Dataset records:
** begin **
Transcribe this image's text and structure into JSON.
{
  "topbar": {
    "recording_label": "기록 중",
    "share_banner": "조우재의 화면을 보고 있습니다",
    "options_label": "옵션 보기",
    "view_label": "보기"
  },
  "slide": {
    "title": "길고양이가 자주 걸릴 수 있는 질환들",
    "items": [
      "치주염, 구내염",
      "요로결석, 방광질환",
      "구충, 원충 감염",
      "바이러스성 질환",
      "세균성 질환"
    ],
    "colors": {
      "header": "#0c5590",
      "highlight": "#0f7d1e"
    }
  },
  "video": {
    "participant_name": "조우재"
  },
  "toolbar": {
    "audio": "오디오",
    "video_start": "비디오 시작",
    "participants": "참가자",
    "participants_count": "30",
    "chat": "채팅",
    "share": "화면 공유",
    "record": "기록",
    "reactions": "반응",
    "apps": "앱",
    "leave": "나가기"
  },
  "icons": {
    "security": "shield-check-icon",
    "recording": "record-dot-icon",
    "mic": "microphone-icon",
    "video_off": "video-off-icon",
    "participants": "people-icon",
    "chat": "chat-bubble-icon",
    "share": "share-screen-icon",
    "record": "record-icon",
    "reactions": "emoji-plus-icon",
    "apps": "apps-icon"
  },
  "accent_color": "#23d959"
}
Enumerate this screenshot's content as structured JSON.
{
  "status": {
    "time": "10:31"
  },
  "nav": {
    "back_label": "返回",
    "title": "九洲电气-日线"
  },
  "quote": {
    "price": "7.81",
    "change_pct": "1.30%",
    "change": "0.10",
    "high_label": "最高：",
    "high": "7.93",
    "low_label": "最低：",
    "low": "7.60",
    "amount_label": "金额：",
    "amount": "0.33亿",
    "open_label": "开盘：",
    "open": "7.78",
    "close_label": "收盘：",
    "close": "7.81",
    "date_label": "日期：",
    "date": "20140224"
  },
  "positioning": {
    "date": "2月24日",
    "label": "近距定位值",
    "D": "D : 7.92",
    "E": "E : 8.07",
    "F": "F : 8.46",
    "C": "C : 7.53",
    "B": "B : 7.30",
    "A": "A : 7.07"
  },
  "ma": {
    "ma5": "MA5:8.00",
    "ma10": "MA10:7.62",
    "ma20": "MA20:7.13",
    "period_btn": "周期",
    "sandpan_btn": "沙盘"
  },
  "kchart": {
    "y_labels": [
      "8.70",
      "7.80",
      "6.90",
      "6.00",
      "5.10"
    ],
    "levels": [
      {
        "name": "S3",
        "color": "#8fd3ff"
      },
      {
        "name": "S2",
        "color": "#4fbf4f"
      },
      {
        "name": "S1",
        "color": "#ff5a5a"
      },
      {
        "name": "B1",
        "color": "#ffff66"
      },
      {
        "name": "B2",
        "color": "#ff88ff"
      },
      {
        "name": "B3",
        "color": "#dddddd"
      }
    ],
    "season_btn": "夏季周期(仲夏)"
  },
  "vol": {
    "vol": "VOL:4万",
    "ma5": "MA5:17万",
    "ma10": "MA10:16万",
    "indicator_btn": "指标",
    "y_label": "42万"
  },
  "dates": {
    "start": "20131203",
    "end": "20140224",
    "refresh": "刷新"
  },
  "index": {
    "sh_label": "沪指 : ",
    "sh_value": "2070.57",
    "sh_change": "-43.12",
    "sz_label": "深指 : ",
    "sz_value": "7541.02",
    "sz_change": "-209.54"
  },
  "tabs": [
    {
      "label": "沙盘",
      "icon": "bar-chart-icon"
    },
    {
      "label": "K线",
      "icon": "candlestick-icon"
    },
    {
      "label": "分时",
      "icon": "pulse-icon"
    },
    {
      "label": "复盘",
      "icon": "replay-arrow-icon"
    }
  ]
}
** end **
_Work to do_
Where a line of the data holds "title", show that line.

_Worked answer_
    "title": "길고양이가 자주 걸릴 수 있는 질환들",
    "title": "九洲电气-日线"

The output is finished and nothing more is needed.